### Record extracts
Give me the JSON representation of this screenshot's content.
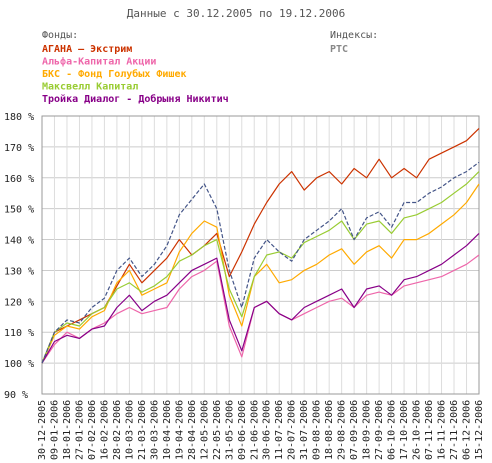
{
  "chart_data": {
    "type": "line",
    "title": "Данные с 30.12.2005 по 19.12.2006",
    "funds_heading": "Фонды:",
    "indices_heading": "Индексы:",
    "ylim": [
      90,
      180
    ],
    "y_ticks": [
      "180 %",
      "170 %",
      "160 %",
      "150 %",
      "140 %",
      "130 %",
      "120 %",
      "110 %",
      "100 %",
      "90 %"
    ],
    "y_tick_values": [
      180,
      170,
      160,
      150,
      140,
      130,
      120,
      110,
      100,
      90
    ],
    "x_labels": [
      "30-12-2005",
      "09-01-2006",
      "18-01-2006",
      "27-01-2006",
      "07-02-2006",
      "16-02-2006",
      "28-02-2006",
      "10-03-2006",
      "21-03-2006",
      "30-03-2006",
      "10-04-2006",
      "19-04-2006",
      "28-04-2006",
      "12-05-2006",
      "22-05-2006",
      "31-05-2006",
      "09-06-2006",
      "21-06-2006",
      "30-06-2006",
      "11-07-2006",
      "20-07-2006",
      "31-07-2006",
      "09-08-2006",
      "18-08-2006",
      "29-08-2006",
      "07-09-2006",
      "18-09-2006",
      "27-09-2006",
      "06-10-2006",
      "17-10-2006",
      "26-10-2006",
      "07-11-2006",
      "16-11-2006",
      "27-11-2006",
      "06-12-2006",
      "15-12-2006"
    ],
    "grid": true,
    "legend_position": "top-left",
    "series": [
      {
        "name": "АГАНА – Экстрим",
        "group": "fund",
        "color": "#cc3300",
        "dash": false,
        "values": [
          100,
          110,
          112,
          114,
          116,
          118,
          125,
          132,
          126,
          130,
          134,
          140,
          135,
          138,
          142,
          128,
          136,
          145,
          152,
          158,
          162,
          156,
          160,
          162,
          158,
          163,
          160,
          166,
          160,
          163,
          160,
          166,
          168,
          170,
          172,
          176
        ]
      },
      {
        "name": "Альфа-Капитал Акции",
        "group": "fund",
        "color": "#ee66aa",
        "dash": false,
        "values": [
          100,
          106,
          110,
          108,
          111,
          113,
          116,
          118,
          116,
          117,
          118,
          124,
          128,
          130,
          133,
          112,
          102,
          118,
          120,
          116,
          114,
          116,
          118,
          120,
          121,
          118,
          122,
          123,
          122,
          125,
          126,
          127,
          128,
          130,
          132,
          135
        ]
      },
      {
        "name": "БКС - Фонд Голубых Фишек",
        "group": "fund",
        "color": "#ffaa00",
        "dash": false,
        "values": [
          100,
          109,
          112,
          111,
          115,
          117,
          126,
          130,
          122,
          124,
          126,
          136,
          142,
          146,
          144,
          122,
          112,
          128,
          132,
          126,
          127,
          130,
          132,
          135,
          137,
          132,
          136,
          138,
          134,
          140,
          140,
          142,
          145,
          148,
          152,
          158
        ]
      },
      {
        "name": "Максвелл Капитал",
        "group": "fund",
        "color": "#99cc33",
        "dash": false,
        "values": [
          100,
          110,
          113,
          112,
          116,
          118,
          124,
          126,
          123,
          125,
          128,
          133,
          135,
          138,
          140,
          124,
          115,
          128,
          135,
          136,
          134,
          139,
          141,
          143,
          146,
          140,
          145,
          146,
          142,
          147,
          148,
          150,
          152,
          155,
          158,
          162
        ]
      },
      {
        "name": "Тройка Диалог - Добрыня Никитич",
        "group": "fund",
        "color": "#880088",
        "dash": false,
        "values": [
          100,
          107,
          109,
          108,
          111,
          112,
          118,
          122,
          117,
          120,
          122,
          126,
          130,
          132,
          134,
          114,
          104,
          118,
          120,
          116,
          114,
          118,
          120,
          122,
          124,
          118,
          124,
          125,
          122,
          127,
          128,
          130,
          132,
          135,
          138,
          142
        ]
      },
      {
        "name": "РТС",
        "group": "index",
        "color": "#445588",
        "dash": true,
        "values": [
          100,
          110,
          114,
          113,
          118,
          121,
          130,
          134,
          128,
          132,
          138,
          148,
          153,
          158,
          150,
          130,
          118,
          134,
          140,
          136,
          133,
          140,
          143,
          146,
          150,
          140,
          147,
          149,
          144,
          152,
          152,
          155,
          157,
          160,
          162,
          165
        ]
      }
    ]
  }
}
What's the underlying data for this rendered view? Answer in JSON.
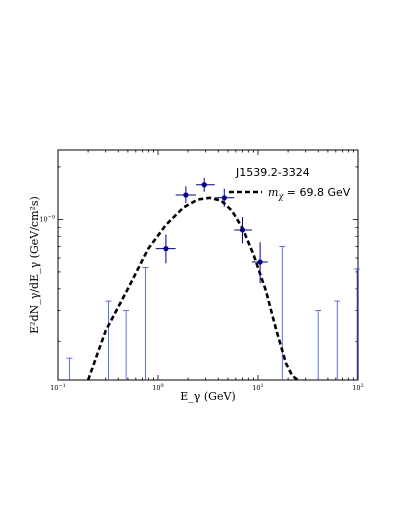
{
  "chart_data": {
    "type": "scatter",
    "title": "",
    "xlabel": "E_γ (GeV)",
    "ylabel": "E²dN_γ/dE_γ (GeV/cm²s)",
    "x_scale": "log",
    "y_scale": "log",
    "xlim": [
      0.1,
      100
    ],
    "ylim": [
      1.2e-10,
      2.5e-09
    ],
    "x_major_ticks": [
      {
        "value": 0.1,
        "base": "10",
        "exp": "−1"
      },
      {
        "value": 1,
        "base": "10",
        "exp": "0"
      },
      {
        "value": 10,
        "base": "10",
        "exp": "1"
      },
      {
        "value": 100,
        "base": "10",
        "exp": "2"
      }
    ],
    "y_major_ticks": [
      {
        "value": 1e-09,
        "base": "10",
        "exp": "−9"
      }
    ],
    "grid": false,
    "legend": {
      "position": "top-right",
      "source_name": "J1539.2-3324",
      "entries": [
        {
          "label_prefix": "m",
          "label_sub": "χ",
          "label_suffix": " = 69.8 GeV",
          "style": "dashed",
          "color": "#000000"
        }
      ]
    },
    "series": [
      {
        "kind": "points",
        "color": "#00008b",
        "points": [
          {
            "x": 1.2,
            "y": 6.8e-10,
            "xerr": [
              0.95,
              1.5
            ],
            "yerr": [
              5.6e-10,
              8.2e-10
            ]
          },
          {
            "x": 1.9,
            "y": 1.38e-09,
            "xerr": [
              1.5,
              2.4
            ],
            "yerr": [
              1.24e-09,
              1.55e-09
            ]
          },
          {
            "x": 2.9,
            "y": 1.58e-09,
            "xerr": [
              2.4,
              3.7
            ],
            "yerr": [
              1.44e-09,
              1.73e-09
            ]
          },
          {
            "x": 4.6,
            "y": 1.33e-09,
            "xerr": [
              3.7,
              5.8
            ],
            "yerr": [
              1.18e-09,
              1.5e-09
            ]
          },
          {
            "x": 7.0,
            "y": 8.7e-10,
            "xerr": [
              5.8,
              8.7
            ],
            "yerr": [
              7.3e-10,
              1.03e-09
            ]
          },
          {
            "x": 10.5,
            "y": 5.7e-10,
            "xerr": [
              8.7,
              12.5
            ],
            "yerr": [
              4.3e-10,
              7.4e-10
            ]
          }
        ]
      },
      {
        "kind": "upper_limits",
        "color": "#4f5fe0",
        "points": [
          {
            "x": 0.13,
            "y": 1.6e-10
          },
          {
            "x": 0.32,
            "y": 3.4e-10
          },
          {
            "x": 0.48,
            "y": 3e-10
          },
          {
            "x": 0.75,
            "y": 5.3e-10
          },
          {
            "x": 17.5,
            "y": 7e-10
          },
          {
            "x": 40,
            "y": 3e-10
          },
          {
            "x": 62,
            "y": 3.4e-10
          },
          {
            "x": 98,
            "y": 5.2e-10
          }
        ]
      },
      {
        "kind": "model",
        "name": "m_χ = 69.8 GeV",
        "style": "dashed",
        "color": "#000000",
        "x": [
          0.2,
          0.3,
          0.5,
          0.8,
          1.2,
          1.8,
          2.5,
          3.3,
          4.3,
          5.5,
          7.0,
          9.0,
          12.0,
          15.0,
          19.0,
          22.0,
          25.0
        ],
        "y": [
          1.2e-10,
          2.3e-10,
          4e-10,
          6.8e-10,
          9.3e-10,
          1.17e-09,
          1.3e-09,
          1.33e-09,
          1.28e-09,
          1.12e-09,
          8.9e-10,
          6.3e-10,
          3.9e-10,
          2.4e-10,
          1.5e-10,
          1.27e-10,
          1.2e-10
        ]
      }
    ]
  }
}
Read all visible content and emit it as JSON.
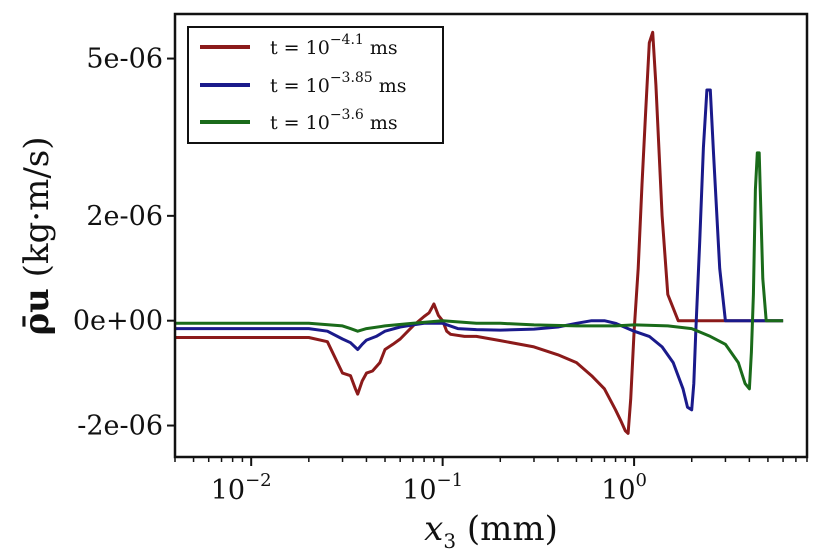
{
  "chart_data": {
    "type": "line",
    "x_scale": "log",
    "xlabel_var": "x",
    "xlabel_sub": "3",
    "xlabel_unit": "(mm)",
    "ylabel_symbol": "ρ̄u",
    "ylabel_unit": "(kg·m/s)",
    "xlim": [
      0.004,
      8
    ],
    "ylim": [
      -2.6e-06,
      5.85e-06
    ],
    "grid": false,
    "legend_position": "top-left",
    "x_ticks": [
      {
        "value": 0.01,
        "base": "10",
        "exp": "−2"
      },
      {
        "value": 0.1,
        "base": "10",
        "exp": "−1"
      },
      {
        "value": 1,
        "base": "10",
        "exp": "0"
      }
    ],
    "y_ticks": [
      {
        "value": -2e-06,
        "label": "-2e-06"
      },
      {
        "value": 0,
        "label": "0e+00"
      },
      {
        "value": 2e-06,
        "label": "2e-06"
      },
      {
        "value": 5e-06,
        "label": "5e-06"
      }
    ],
    "series": [
      {
        "name": "t = 10^-4.1 ms",
        "legend_prefix": "t = 10",
        "legend_exp": "−4.1",
        "legend_suffix": "ms",
        "color": "#8b1a1a",
        "x": [
          0.004,
          0.02,
          0.025,
          0.03,
          0.033,
          0.035,
          0.036,
          0.038,
          0.04,
          0.043,
          0.047,
          0.05,
          0.055,
          0.06,
          0.07,
          0.08,
          0.085,
          0.088,
          0.09,
          0.095,
          0.1,
          0.105,
          0.11,
          0.13,
          0.15,
          0.2,
          0.3,
          0.4,
          0.5,
          0.6,
          0.7,
          0.8,
          0.85,
          0.9,
          0.93,
          0.96,
          1.0,
          1.05,
          1.1,
          1.15,
          1.2,
          1.25,
          1.3,
          1.4,
          1.5,
          1.7,
          2.0,
          3.0,
          5.0,
          6.0
        ],
        "y": [
          -3.2e-07,
          -3.2e-07,
          -4e-07,
          -1e-06,
          -1.05e-06,
          -1.3e-06,
          -1.4e-06,
          -1.15e-06,
          -1e-06,
          -9.6e-07,
          -8e-07,
          -5.5e-07,
          -4.5e-07,
          -3.5e-07,
          -1e-07,
          8e-08,
          1.5e-07,
          2.5e-07,
          3.2e-07,
          1e-07,
          0,
          -2e-07,
          -2.6e-07,
          -3e-07,
          -3e-07,
          -3.8e-07,
          -5e-07,
          -6.5e-07,
          -8e-07,
          -1.05e-06,
          -1.3e-06,
          -1.7e-06,
          -1.9e-06,
          -2.1e-06,
          -2.15e-06,
          -1.5e-06,
          -2e-07,
          1e-06,
          2.6e-06,
          4e-06,
          5.3e-06,
          5.5e-06,
          4.5e-06,
          2e-06,
          5e-07,
          0,
          0,
          0,
          0,
          0
        ]
      },
      {
        "name": "t = 10^-3.85 ms",
        "legend_prefix": "t = 10",
        "legend_exp": "−3.85",
        "legend_suffix": "ms",
        "color": "#1a1a8b",
        "x": [
          0.004,
          0.02,
          0.025,
          0.03,
          0.033,
          0.036,
          0.038,
          0.04,
          0.045,
          0.05,
          0.06,
          0.07,
          0.08,
          0.1,
          0.12,
          0.15,
          0.2,
          0.3,
          0.4,
          0.5,
          0.6,
          0.7,
          0.8,
          1.0,
          1.2,
          1.4,
          1.6,
          1.8,
          1.9,
          2.0,
          2.05,
          2.1,
          2.2,
          2.3,
          2.4,
          2.5,
          2.6,
          2.8,
          3.0,
          4.0,
          6.0
        ],
        "y": [
          -1.5e-07,
          -1.5e-07,
          -2e-07,
          -3.5e-07,
          -4.2e-07,
          -5.5e-07,
          -4.5e-07,
          -3.7e-07,
          -3e-07,
          -2e-07,
          -1.2e-07,
          -8e-08,
          -5e-08,
          -5e-08,
          -1.5e-07,
          -1.7e-07,
          -1.8e-07,
          -1.6e-07,
          -1.2e-07,
          -5e-08,
          0,
          0,
          -5e-08,
          -2e-07,
          -3e-07,
          -5e-07,
          -8e-07,
          -1.3e-06,
          -1.65e-06,
          -1.7e-06,
          -1.2e-06,
          -2e-07,
          1.5e-06,
          3.3e-06,
          4.4e-06,
          4.4e-06,
          3.2e-06,
          1e-06,
          0,
          0,
          0
        ]
      },
      {
        "name": "t = 10^-3.6 ms",
        "legend_prefix": "t = 10",
        "legend_exp": "−3.6",
        "legend_suffix": "ms",
        "color": "#1a6b1a",
        "x": [
          0.004,
          0.02,
          0.03,
          0.033,
          0.036,
          0.04,
          0.05,
          0.07,
          0.1,
          0.15,
          0.2,
          0.3,
          0.5,
          0.8,
          1.0,
          1.5,
          2.0,
          2.5,
          3.0,
          3.5,
          3.8,
          4.0,
          4.1,
          4.2,
          4.3,
          4.4,
          4.5,
          4.6,
          4.7,
          4.9,
          5.2,
          6.0
        ],
        "y": [
          -5e-08,
          -5e-08,
          -1e-07,
          -1.5e-07,
          -2e-07,
          -1.5e-07,
          -1e-07,
          -5e-08,
          0,
          -5e-08,
          -5e-08,
          -8e-08,
          -1e-07,
          -1e-07,
          -8e-08,
          -1e-07,
          -1.5e-07,
          -3e-07,
          -4.5e-07,
          -8e-07,
          -1.2e-06,
          -1.3e-06,
          -6e-07,
          5e-07,
          2.5e-06,
          3.2e-06,
          3.2e-06,
          2e-06,
          8e-07,
          0,
          0,
          0
        ]
      }
    ]
  }
}
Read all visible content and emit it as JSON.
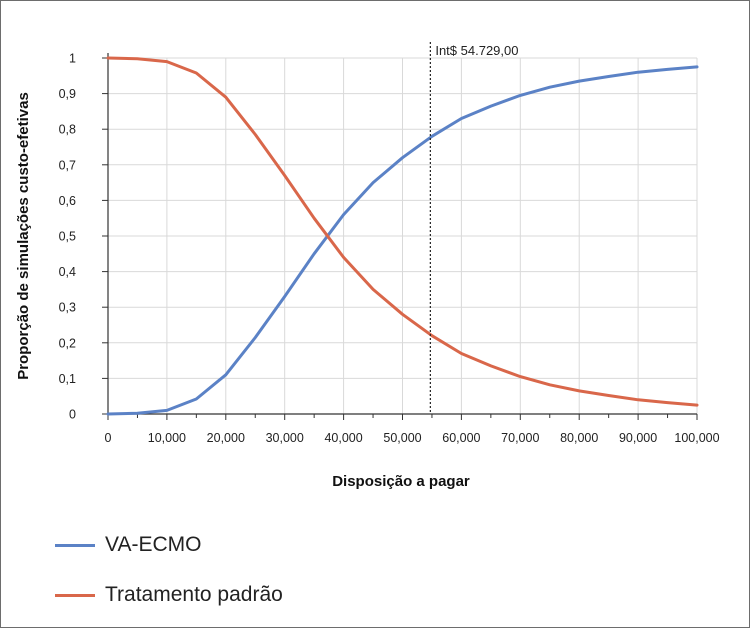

### Stated exercise
Collect each line above holding the string "title".

### Exercise response
    "title": "Данные с 30.12.2005 по 19.12.2006",
    "title": "",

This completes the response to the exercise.